### OBJECTIVE
Extract the data exactly, missing nothing.

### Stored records
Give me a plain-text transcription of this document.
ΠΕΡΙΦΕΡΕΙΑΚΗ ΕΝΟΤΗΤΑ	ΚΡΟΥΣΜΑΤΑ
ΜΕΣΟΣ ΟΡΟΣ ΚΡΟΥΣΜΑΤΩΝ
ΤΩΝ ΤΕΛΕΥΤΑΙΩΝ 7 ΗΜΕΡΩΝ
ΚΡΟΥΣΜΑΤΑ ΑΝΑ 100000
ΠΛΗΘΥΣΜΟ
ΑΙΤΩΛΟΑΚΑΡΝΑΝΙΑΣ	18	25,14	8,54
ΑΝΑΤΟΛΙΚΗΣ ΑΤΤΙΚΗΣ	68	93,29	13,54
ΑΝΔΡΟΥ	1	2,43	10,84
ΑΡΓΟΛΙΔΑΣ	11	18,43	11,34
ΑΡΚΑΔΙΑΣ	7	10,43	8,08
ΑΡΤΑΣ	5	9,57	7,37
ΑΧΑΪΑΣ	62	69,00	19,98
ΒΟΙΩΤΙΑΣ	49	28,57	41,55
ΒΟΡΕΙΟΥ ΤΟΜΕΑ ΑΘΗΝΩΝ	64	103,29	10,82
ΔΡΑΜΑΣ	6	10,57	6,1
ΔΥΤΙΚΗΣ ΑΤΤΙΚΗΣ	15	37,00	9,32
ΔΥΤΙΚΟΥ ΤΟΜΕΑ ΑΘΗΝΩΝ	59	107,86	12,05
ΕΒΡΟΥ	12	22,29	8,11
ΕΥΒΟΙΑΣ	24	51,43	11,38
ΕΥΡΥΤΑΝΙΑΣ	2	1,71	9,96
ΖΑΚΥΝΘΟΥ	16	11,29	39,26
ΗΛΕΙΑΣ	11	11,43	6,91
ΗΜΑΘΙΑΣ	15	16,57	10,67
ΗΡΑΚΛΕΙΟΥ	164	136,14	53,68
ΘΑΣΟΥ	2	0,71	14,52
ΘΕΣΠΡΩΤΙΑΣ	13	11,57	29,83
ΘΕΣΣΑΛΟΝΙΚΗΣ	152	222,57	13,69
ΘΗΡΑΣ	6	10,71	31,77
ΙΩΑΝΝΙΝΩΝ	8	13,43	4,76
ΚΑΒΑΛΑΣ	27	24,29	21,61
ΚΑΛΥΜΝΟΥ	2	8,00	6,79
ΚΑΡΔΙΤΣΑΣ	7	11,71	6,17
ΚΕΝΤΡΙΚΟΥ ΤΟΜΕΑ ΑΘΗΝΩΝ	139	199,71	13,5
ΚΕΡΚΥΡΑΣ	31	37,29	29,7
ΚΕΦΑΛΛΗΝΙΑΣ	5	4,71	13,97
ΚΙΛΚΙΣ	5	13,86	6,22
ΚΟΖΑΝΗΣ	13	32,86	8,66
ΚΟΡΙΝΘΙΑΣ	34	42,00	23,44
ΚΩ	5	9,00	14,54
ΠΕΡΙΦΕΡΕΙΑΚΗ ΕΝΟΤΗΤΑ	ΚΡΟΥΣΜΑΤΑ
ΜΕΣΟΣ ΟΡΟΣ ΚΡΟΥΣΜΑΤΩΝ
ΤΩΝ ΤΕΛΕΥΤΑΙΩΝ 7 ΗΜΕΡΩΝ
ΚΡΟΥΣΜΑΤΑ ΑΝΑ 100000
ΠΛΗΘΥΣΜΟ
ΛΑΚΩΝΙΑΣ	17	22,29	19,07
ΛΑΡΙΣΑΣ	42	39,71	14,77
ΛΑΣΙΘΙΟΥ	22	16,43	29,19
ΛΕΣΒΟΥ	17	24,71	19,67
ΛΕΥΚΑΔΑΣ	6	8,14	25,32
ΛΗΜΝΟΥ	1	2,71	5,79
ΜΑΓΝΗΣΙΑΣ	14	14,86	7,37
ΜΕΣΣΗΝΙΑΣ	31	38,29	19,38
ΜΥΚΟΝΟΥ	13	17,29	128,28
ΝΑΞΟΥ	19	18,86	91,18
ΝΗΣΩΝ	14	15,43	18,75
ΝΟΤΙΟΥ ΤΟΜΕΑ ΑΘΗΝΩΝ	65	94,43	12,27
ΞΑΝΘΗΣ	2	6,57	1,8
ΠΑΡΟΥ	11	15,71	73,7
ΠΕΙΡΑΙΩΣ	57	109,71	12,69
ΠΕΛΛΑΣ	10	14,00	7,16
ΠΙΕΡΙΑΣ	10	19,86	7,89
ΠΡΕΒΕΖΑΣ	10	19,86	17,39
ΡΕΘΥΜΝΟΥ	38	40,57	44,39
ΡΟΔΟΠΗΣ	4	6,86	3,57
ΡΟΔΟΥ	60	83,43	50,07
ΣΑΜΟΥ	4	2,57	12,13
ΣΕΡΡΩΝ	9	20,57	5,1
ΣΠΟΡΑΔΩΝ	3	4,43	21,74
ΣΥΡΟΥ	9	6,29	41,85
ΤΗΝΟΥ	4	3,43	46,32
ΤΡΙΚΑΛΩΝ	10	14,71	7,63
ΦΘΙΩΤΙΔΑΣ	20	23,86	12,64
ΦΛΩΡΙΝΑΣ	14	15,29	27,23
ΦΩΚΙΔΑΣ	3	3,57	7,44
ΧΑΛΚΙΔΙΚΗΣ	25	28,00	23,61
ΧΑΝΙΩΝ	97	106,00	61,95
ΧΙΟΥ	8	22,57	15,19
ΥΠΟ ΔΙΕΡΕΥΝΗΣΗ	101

### REPLY
Give me a plain-text transcription of this document.
ΠΕΡΙΦΕΡΕΙΑΚΗ ΕΝΟΤΗΤΑ	ΚΡΟΥΣΜΑΤΑ
ΜΕΣΟΣ ΟΡΟΣ ΚΡΟΥΣΜΑΤΩΝ
ΤΩΝ ΤΕΛΕΥΤΑΙΩΝ 7 ΗΜΕΡΩΝ
ΚΡΟΥΣΜΑΤΑ ΑΝΑ 100000
ΠΛΗΘΥΣΜΟ
ΑΙΤΩΛΟΑΚΑΡΝΑΝΙΑΣ	18	25,14	8,54
ΑΝΑΤΟΛΙΚΗΣ ΑΤΤΙΚΗΣ	68	93,29	13,54
ΑΝΔΡΟΥ	1	2,43	10,84
ΑΡΓΟΛΙΔΑΣ	11	18,43	11,34
ΑΡΚΑΔΙΑΣ	7	10,43	8,08
ΑΡΤΑΣ	5	9,57	7,37
ΑΧΑΪΑΣ	62	69,00	19,98
ΒΟΙΩΤΙΑΣ	49	28,57	41,55
ΒΟΡΕΙΟΥ ΤΟΜΕΑ ΑΘΗΝΩΝ	64	103,29	10,82
ΔΡΑΜΑΣ	6	10,57	6,1
ΔΥΤΙΚΗΣ ΑΤΤΙΚΗΣ	15	37,00	9,32
ΔΥΤΙΚΟΥ ΤΟΜΕΑ ΑΘΗΝΩΝ	59	107,86	12,05
ΕΒΡΟΥ	12	22,29	8,11
ΕΥΒΟΙΑΣ	24	51,43	11,38
ΕΥΡΥΤΑΝΙΑΣ	2	1,71	9,96
ΖΑΚΥΝΘΟΥ	16	11,29	39,26
ΗΛΕΙΑΣ	11	11,43	6,91
ΗΜΑΘΙΑΣ	15	16,57	10,67
ΗΡΑΚΛΕΙΟΥ	164	136,14	53,68
ΘΑΣΟΥ	2	0,71	14,52
ΘΕΣΠΡΩΤΙΑΣ	13	11,57	29,83
ΘΕΣΣΑΛΟΝΙΚΗΣ	152	222,57	13,69
ΘΗΡΑΣ	6	10,71	31,77
ΙΩΑΝΝΙΝΩΝ	8	13,43	4,76
ΚΑΒΑΛΑΣ	27	24,29	21,61
ΚΑΛΥΜΝΟΥ	2	8,00	6,79
ΚΑΡΔΙΤΣΑΣ	7	11,71	6,17
ΚΕΝΤΡΙΚΟΥ ΤΟΜΕΑ ΑΘΗΝΩΝ	139	199,71	13,5
ΚΕΡΚΥΡΑΣ	31	37,29	29,7
ΚΕΦΑΛΛΗΝΙΑΣ	5	4,71	13,97
ΚΙΛΚΙΣ	5	13,86	6,22
ΚΟΖΑΝΗΣ	13	32,86	8,66
ΚΟΡΙΝΘΙΑΣ	34	42,00	23,44
ΚΩ	5	9,00	14,54
ΠΕΡΙΦΕΡΕΙΑΚΗ ΕΝΟΤΗΤΑ	ΚΡΟΥΣΜΑΤΑ
ΜΕΣΟΣ ΟΡΟΣ ΚΡΟΥΣΜΑΤΩΝ
ΤΩΝ ΤΕΛΕΥΤΑΙΩΝ 7 ΗΜΕΡΩΝ
ΚΡΟΥΣΜΑΤΑ ΑΝΑ 100000
ΠΛΗΘΥΣΜΟ
ΛΑΚΩΝΙΑΣ	17	22,29	19,07
ΛΑΡΙΣΑΣ	42	39,71	14,77
ΛΑΣΙΘΙΟΥ	22	16,43	29,19
ΛΕΣΒΟΥ	17	24,71	19,67
ΛΕΥΚΑΔΑΣ	6	8,14	25,32
ΛΗΜΝΟΥ	1	2,71	5,79
ΜΑΓΝΗΣΙΑΣ	14	14,86	7,37
ΜΕΣΣΗΝΙΑΣ	31	38,29	19,38
ΜΥΚΟΝΟΥ	13	17,29	128,28
ΝΑΞΟΥ	19	18,86	91,18
ΝΗΣΩΝ	14	15,43	18,75
ΝΟΤΙΟΥ ΤΟΜΕΑ ΑΘΗΝΩΝ	65	94,43	12,27
ΞΑΝΘΗΣ	2	6,57	1,8
ΠΑΡΟΥ	11	15,71	73,7
ΠΕΙΡΑΙΩΣ	57	109,71	12,69
ΠΕΛΛΑΣ	10	14,00	7,16
ΠΙΕΡΙΑΣ	10	19,86	7,89
ΠΡΕΒΕΖΑΣ	10	19,86	17,39
ΡΕΘΥΜΝΟΥ	38	40,57	44,39
ΡΟΔΟΠΗΣ	4	6,86	3,57
ΡΟΔΟΥ	60	83,43	50,07
ΣΑΜΟΥ	4	2,57	12,13
ΣΕΡΡΩΝ	9	20,57	5,1
ΣΠΟΡΑΔΩΝ	3	4,43	21,74
ΣΥΡΟΥ	9	6,29	41,85
ΤΗΝΟΥ	4	3,43	46,32
ΤΡΙΚΑΛΩΝ	10	14,71	7,63
ΦΘΙΩΤΙΔΑΣ	20	23,86	12,64
ΦΛΩΡΙΝΑΣ	14	15,29	27,23
ΦΩΚΙΔΑΣ	3	3,57	7,44
ΧΑΛΚΙΔΙΚΗΣ	25	28,00	23,61
ΧΑΝΙΩΝ	97	106,00	61,95
ΧΙΟΥ	8	22,57	15,19
ΥΠΟ ΔΙΕΡΕΥΝΗΣΗ	101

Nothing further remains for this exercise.